Page excerpt =
^^^^^^^^
With Spring MVC, you can specify that a particular URL will handled by a particular method, and you can specify that particular parameters will map to particular arguments, like so:
#Controller
public class ImageController {
#RequestMapping("/getImage")
public String getImage( #RequestParam("imageId") int imageId, Map<String,Object> model ) {
model.put("image",ImageService.getImage(imageId));
}
}
This is all well and good, but now I want to test that an http request with an imageId parameter will invoke this method correctly. In other words, I want a test that will break if I remove or change any of the annotations. Is there a way to do this?
It is easy to test that getImage works correctly. I could just create an ImageController and invoke getImage with appropriate arguments. However, this is only one half of the test. The other half of the test must be whether getImage() will be invoked by the Spring framework when an appropriate HTTP request comes in. I feel like I also need a test for this part, especially as my #RequestMapping annotations become more complex and invoke complex parameter conditions.
Could you show me a test that will break if I remove line 4, #RequestMapping("getImage")?
You could use AnnotationMethodHandlerAdapter and its handle method programmatically. This will resolve the method for the given request and execute it. Unfortunately this is a little indirect. Actually there is a private class called ServletHandlerMethodResolver in AMHA that is responsible for just resolving the method for a given request. I just filed a request for improvement on that topic, as I really would like to see this possible, too.
In the meantime you could use e.g. EasyMock to create a mock of your controller class, expect the given method to be invoked and hand that mock to handle.
Controller:
#Controller
public class MyController {
#RequestMapping("/users")
^^^^^^^^
Directions =
1) In the Spring MVC testing text, which class does the reply suggest using, through its handle method, to test a request mapping programmatically?
2) Summarize the Spring MVC testing text in two sentences.
3) Write the next part of the Spring MVC testing text, picking up after its final line.
The listing that comes after this text is unrelated material.
^^^^^^^^
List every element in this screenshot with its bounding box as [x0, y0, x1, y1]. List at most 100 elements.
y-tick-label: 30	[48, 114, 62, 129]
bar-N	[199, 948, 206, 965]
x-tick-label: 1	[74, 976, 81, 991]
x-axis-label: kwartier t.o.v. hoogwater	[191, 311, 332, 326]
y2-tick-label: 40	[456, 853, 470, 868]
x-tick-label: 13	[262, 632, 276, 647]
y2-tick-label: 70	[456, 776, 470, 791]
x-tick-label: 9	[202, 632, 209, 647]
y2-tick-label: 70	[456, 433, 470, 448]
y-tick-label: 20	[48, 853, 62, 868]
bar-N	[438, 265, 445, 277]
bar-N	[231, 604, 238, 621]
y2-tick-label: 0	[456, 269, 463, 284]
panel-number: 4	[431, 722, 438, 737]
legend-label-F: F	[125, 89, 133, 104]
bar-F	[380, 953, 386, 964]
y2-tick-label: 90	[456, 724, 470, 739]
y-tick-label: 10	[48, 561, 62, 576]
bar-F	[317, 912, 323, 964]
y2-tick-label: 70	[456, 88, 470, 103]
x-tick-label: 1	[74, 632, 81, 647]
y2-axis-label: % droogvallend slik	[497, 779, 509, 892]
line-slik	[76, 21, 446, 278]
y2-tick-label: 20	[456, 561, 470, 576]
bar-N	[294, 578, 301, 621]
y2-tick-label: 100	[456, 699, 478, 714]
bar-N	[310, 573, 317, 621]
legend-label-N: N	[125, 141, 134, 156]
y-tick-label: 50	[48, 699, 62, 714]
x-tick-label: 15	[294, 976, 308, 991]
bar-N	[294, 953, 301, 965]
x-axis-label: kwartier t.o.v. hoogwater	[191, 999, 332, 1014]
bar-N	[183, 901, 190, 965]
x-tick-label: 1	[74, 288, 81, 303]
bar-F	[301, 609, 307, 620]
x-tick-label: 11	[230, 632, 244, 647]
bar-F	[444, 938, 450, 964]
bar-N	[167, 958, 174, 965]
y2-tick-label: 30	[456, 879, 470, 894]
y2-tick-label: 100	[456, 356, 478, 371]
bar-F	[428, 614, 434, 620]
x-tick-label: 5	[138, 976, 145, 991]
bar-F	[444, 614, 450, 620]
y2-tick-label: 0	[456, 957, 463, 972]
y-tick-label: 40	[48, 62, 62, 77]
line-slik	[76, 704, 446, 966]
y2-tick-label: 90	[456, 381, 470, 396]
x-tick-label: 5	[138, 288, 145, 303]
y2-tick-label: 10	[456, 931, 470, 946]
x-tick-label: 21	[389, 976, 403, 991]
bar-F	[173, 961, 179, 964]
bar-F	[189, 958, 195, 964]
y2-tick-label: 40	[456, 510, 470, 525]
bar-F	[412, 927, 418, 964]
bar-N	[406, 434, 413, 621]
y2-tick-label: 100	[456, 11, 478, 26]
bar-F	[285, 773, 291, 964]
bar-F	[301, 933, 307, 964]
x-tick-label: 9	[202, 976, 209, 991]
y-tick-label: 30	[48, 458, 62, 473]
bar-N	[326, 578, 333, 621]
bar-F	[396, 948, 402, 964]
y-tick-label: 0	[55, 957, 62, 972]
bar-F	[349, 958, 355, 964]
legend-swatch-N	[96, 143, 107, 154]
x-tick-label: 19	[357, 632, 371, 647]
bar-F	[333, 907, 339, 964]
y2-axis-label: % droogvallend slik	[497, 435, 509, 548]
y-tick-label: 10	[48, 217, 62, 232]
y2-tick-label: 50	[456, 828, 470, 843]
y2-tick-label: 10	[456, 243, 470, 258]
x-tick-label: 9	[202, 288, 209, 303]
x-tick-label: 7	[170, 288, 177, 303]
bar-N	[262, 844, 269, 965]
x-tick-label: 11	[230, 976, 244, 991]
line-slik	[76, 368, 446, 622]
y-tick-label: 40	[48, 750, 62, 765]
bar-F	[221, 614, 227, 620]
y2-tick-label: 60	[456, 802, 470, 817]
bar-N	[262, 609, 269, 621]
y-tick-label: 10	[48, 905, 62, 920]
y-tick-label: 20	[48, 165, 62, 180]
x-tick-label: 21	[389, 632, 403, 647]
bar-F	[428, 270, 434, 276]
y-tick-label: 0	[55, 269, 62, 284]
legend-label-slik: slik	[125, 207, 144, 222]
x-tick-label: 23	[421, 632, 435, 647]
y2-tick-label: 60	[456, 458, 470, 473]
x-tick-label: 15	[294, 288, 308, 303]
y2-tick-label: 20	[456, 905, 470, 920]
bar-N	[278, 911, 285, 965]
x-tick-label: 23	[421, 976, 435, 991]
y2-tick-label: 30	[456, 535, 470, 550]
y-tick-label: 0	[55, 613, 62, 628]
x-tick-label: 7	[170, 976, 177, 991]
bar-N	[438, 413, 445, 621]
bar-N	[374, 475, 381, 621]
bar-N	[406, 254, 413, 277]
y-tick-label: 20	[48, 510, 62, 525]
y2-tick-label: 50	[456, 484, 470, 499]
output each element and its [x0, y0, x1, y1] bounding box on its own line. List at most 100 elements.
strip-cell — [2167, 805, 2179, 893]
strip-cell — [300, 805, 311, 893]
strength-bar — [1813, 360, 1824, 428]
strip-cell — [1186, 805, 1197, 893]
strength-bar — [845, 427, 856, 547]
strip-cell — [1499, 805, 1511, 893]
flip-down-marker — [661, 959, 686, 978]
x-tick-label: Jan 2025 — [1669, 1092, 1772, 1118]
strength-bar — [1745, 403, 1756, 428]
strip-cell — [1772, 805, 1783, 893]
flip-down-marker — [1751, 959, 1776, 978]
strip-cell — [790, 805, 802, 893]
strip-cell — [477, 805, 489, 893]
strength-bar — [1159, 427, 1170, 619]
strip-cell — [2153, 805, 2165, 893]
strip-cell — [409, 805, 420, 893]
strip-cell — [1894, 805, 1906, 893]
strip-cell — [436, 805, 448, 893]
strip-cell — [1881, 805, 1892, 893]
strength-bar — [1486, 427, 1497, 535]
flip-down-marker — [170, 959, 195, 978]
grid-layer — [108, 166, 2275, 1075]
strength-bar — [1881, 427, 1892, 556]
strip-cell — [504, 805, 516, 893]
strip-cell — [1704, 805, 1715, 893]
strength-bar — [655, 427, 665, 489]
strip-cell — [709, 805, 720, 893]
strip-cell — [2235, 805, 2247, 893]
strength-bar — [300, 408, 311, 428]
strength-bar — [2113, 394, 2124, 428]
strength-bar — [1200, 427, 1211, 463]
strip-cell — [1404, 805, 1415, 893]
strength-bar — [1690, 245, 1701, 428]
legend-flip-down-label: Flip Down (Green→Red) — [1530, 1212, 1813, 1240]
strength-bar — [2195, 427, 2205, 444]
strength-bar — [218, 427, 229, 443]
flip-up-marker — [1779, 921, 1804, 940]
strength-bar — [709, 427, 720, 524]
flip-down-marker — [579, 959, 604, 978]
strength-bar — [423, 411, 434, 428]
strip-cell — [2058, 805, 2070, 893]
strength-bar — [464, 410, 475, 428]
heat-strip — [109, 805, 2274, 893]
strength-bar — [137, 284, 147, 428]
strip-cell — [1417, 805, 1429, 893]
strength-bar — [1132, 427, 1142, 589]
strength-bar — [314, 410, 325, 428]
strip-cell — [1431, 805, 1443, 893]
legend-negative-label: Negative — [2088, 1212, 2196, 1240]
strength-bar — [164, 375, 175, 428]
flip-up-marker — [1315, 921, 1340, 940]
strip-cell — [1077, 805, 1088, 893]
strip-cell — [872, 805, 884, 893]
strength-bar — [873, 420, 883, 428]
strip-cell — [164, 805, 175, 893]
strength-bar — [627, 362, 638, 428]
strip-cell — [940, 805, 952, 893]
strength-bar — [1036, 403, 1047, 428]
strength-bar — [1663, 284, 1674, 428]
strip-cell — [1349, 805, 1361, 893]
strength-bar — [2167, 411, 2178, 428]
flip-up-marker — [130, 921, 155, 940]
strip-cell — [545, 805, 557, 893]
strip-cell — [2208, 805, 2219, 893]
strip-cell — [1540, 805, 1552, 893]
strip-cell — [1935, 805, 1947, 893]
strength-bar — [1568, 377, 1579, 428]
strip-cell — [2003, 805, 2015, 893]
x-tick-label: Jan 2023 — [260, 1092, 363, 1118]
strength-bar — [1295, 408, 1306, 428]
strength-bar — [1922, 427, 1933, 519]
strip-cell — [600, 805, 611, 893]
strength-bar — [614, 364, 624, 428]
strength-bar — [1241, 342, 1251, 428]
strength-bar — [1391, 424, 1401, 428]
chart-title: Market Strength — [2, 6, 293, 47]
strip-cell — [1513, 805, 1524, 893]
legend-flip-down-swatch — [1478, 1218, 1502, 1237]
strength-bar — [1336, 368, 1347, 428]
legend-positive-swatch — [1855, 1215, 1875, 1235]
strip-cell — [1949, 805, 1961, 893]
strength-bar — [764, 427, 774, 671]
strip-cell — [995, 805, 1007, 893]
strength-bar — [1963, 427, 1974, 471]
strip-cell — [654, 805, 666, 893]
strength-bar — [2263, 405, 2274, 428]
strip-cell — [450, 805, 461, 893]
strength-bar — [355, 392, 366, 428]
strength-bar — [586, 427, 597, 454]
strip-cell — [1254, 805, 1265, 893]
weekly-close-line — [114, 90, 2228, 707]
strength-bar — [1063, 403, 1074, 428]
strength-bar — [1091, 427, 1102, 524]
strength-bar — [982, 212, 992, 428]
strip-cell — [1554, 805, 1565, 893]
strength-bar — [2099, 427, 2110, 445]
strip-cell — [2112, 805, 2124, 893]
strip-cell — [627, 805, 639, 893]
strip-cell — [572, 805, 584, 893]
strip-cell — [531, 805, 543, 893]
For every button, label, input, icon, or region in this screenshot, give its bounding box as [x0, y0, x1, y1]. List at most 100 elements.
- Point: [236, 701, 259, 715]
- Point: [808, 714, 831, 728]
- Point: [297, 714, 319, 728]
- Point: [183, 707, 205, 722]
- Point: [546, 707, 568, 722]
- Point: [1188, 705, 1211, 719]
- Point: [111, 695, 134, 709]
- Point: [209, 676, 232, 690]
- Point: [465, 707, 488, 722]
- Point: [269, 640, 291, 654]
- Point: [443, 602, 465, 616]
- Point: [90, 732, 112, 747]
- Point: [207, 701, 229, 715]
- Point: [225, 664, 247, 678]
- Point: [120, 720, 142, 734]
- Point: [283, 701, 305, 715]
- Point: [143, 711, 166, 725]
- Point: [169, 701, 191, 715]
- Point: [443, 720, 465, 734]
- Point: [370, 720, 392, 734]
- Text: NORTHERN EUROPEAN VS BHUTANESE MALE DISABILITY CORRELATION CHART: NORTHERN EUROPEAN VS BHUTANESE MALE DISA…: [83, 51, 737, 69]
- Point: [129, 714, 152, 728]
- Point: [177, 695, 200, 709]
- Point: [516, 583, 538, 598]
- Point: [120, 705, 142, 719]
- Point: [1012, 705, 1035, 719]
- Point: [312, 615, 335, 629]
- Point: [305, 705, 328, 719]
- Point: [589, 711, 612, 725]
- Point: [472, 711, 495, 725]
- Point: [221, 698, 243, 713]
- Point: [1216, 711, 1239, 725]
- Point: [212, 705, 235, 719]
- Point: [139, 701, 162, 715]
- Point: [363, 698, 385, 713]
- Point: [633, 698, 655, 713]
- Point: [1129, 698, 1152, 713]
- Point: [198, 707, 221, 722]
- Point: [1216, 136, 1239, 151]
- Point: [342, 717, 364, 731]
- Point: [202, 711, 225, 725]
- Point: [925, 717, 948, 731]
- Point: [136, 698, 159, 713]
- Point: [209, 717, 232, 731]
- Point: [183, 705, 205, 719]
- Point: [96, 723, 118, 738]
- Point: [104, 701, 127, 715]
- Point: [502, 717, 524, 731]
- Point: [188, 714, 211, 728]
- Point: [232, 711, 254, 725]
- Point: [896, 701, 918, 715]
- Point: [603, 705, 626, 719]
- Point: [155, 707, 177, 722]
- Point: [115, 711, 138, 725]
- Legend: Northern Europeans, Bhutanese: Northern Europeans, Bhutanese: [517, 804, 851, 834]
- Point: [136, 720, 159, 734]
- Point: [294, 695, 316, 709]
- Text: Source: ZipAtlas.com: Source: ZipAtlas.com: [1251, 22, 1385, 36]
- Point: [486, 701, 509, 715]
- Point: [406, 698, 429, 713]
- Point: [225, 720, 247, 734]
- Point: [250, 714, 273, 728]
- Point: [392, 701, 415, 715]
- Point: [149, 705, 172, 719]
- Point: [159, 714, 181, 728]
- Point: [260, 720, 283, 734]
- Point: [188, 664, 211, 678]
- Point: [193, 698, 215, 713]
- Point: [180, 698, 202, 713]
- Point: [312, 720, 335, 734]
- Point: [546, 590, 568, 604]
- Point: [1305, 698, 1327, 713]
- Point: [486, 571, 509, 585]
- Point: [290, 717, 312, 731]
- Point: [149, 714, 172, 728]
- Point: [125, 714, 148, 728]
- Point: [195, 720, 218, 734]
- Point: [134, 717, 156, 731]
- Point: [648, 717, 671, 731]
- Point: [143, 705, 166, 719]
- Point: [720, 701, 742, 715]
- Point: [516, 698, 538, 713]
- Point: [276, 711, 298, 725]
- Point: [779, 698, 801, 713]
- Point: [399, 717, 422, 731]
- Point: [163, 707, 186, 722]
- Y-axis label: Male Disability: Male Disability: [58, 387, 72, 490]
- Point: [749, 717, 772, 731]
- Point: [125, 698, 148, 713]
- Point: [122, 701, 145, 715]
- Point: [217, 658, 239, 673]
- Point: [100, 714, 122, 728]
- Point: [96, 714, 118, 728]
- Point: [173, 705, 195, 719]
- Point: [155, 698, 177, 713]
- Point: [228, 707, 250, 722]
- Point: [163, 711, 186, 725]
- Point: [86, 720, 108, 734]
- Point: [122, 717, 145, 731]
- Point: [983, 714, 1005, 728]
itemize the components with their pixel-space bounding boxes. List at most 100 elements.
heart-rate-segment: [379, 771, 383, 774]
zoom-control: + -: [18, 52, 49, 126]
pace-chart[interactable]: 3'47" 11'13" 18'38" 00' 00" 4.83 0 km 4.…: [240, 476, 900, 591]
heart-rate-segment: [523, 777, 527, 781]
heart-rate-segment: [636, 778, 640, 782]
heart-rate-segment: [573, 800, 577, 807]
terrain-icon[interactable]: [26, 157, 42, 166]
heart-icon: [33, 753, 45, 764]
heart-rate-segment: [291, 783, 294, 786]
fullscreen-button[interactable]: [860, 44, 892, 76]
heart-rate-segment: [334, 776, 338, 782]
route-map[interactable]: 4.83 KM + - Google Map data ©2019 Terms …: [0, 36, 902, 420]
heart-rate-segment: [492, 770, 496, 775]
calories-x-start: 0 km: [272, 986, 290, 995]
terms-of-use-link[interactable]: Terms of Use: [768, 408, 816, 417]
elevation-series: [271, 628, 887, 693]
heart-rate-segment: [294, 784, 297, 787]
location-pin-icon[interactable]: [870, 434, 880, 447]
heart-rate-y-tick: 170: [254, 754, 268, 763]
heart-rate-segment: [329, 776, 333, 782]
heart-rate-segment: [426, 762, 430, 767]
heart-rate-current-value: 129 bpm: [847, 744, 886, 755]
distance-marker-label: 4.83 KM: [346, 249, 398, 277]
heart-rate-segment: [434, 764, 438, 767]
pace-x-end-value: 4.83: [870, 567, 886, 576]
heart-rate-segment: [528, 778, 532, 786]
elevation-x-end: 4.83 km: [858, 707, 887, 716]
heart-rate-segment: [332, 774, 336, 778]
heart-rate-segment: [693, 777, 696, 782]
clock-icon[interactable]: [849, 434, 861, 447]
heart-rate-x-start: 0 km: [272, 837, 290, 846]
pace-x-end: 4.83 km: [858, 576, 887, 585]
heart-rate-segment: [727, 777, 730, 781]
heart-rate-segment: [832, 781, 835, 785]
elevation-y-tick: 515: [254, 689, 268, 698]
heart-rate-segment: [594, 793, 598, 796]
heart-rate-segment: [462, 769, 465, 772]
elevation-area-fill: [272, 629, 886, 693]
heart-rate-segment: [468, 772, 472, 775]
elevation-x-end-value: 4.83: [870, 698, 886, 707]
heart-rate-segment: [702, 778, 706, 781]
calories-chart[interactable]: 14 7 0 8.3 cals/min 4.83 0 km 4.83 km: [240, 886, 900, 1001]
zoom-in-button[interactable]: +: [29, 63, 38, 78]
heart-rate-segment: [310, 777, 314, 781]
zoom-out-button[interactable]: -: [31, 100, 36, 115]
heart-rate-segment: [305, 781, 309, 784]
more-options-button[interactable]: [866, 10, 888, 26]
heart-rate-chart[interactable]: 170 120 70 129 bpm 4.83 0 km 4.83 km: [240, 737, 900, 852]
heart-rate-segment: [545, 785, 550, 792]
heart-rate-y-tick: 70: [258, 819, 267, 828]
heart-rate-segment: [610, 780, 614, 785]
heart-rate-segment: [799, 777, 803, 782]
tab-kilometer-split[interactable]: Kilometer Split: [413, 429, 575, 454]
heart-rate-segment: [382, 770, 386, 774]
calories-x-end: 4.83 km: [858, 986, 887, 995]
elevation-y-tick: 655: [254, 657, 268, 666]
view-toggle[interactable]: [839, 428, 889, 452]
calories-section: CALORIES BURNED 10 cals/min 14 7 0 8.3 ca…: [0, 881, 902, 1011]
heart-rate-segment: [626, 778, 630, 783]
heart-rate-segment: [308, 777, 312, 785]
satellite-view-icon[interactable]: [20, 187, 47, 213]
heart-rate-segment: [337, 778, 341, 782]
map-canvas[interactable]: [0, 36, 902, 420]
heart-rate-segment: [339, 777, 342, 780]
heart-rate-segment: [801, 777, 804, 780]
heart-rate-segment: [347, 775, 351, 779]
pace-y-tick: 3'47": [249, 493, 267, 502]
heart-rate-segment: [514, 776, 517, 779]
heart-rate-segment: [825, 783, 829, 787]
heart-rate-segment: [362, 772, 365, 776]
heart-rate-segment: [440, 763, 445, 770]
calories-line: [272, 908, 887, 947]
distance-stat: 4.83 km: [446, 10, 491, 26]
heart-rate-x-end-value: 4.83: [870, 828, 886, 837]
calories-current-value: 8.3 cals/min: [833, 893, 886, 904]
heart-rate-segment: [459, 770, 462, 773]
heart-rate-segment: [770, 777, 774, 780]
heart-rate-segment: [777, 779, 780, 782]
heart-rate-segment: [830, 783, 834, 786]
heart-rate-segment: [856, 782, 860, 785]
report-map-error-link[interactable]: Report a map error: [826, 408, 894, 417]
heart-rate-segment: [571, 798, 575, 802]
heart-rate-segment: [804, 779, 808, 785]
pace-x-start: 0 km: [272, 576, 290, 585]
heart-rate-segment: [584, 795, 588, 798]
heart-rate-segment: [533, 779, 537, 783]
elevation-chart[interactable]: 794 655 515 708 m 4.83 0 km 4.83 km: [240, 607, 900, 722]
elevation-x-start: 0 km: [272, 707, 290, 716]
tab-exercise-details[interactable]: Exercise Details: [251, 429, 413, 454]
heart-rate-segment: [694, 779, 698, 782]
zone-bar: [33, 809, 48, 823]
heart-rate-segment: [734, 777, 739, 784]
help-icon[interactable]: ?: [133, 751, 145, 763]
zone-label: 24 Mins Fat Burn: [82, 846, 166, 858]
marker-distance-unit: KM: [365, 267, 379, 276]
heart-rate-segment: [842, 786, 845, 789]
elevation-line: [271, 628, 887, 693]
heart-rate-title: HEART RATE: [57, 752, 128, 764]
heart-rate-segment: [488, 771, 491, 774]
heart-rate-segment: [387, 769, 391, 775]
^^^^^^^^
Answers to the tasks =
1) AnnotationMethodHandlerAdapter.

2) The asker wants a test showing that Spring MVC will route an HTTP request with an imageId parameter to the annotated getImage method, so that the test breaks if the annotations are removed or changed. The reply suggests calling the handle method of AnnotationMethodHandlerAdapter programmatically, perhaps with an EasyMock mock of the controller, and notes that ServletHandlerMethodResolver, the class that resolves the method for a request, is private.

3)
public void foo(HttpServletResponse response) {
// your controller code
}
}
Test:
public class RequestMappingTest {
private MockHttpServletRequest request;
private MockHttpServletResponse response;
private MyController controller;
private AnnotationMethodHandlerAdapter adapter;
#Before
public void setUp() {
controller = EasyMock.createNiceMock(MyController.class);
adapter = new AnnotationMethodHandlerAdapter();
request = new MockHttpServletRequest();
response = new MockHttpServletResponse();
}
#Test
public void testname() throws Exception {
request.setRequestURI("/users");
controller.foo(response);
EasyMock.expectLastCall().once();
EasyMock.replay(controller);
adapter.handle(request, response, controller);
EasyMock.verify(controller);
}
}
Regards,
Ollie
Ollie's solution covers testing the specific example of an annotation but what about the wider question of how to test all the other various Spring MVC annotations. My approach (that can be easily extended to other annotations) would be
import static org.springframework.test.web.ModelAndViewAssert.*;
#RunWith(SpringJUnit4ClassRunner.class)
#ContextConfiguration({/* include live config here
e.g. "file:web/WEB-INF/application-context.xml",
"file:web/WEB-INF/dispatcher-servlet.xml" */})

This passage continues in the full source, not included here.